Set problem
Find and copy lines holding "title".

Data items
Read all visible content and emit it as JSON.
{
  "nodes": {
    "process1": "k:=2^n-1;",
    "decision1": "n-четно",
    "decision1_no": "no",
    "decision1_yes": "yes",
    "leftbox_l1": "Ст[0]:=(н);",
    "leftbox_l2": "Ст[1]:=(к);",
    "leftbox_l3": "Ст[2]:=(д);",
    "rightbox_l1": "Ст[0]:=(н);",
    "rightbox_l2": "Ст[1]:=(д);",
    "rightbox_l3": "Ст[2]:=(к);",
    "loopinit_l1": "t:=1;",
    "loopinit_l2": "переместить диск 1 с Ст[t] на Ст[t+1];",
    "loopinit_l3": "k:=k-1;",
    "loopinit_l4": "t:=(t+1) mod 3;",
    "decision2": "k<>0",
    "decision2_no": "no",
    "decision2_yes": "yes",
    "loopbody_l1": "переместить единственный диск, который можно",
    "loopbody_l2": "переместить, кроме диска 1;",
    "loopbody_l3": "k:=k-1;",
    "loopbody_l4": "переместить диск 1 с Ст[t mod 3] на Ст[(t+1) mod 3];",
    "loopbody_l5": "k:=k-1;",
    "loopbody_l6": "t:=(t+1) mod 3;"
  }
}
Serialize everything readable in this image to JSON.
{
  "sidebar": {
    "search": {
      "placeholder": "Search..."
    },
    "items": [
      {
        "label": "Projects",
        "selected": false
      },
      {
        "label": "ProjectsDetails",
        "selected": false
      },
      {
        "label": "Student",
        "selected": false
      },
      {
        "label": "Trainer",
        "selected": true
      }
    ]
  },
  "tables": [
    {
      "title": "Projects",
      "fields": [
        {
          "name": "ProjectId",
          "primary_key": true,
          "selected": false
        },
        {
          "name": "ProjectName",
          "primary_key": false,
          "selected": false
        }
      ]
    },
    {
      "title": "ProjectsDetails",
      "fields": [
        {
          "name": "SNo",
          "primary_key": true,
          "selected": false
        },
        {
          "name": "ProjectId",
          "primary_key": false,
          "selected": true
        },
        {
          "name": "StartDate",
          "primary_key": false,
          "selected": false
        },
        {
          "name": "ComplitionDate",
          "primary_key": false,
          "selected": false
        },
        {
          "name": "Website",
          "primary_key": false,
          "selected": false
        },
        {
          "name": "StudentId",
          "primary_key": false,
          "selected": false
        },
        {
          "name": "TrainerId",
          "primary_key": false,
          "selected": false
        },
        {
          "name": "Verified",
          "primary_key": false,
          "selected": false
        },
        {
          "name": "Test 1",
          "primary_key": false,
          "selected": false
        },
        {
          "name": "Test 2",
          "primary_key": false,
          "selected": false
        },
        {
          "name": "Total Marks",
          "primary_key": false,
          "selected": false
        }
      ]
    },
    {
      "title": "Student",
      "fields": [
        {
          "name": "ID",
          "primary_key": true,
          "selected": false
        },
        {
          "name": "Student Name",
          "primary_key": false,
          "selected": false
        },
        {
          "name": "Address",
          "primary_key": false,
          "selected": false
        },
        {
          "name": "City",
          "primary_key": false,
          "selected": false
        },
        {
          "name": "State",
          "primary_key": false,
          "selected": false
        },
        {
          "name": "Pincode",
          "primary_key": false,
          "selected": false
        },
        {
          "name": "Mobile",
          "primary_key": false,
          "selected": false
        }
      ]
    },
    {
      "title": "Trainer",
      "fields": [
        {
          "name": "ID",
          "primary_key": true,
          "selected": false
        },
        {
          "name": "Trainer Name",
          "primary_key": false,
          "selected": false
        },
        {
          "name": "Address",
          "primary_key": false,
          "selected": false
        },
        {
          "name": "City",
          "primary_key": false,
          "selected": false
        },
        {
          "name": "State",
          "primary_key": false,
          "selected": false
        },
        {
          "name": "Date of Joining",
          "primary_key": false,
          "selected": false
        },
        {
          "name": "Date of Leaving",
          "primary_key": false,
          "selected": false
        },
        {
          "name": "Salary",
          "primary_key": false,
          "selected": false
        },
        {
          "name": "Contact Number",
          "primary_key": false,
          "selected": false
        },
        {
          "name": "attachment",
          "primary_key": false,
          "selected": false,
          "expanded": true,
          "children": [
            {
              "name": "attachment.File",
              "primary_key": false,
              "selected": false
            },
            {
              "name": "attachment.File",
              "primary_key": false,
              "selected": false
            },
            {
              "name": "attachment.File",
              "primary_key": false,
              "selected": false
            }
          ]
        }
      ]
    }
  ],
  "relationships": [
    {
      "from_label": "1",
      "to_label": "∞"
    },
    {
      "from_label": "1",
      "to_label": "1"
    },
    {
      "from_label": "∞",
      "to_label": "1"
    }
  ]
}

Output below
      "title": "Projects",
      "title": "ProjectsDetails",
      "title": "Student",
      "title": "Trainer",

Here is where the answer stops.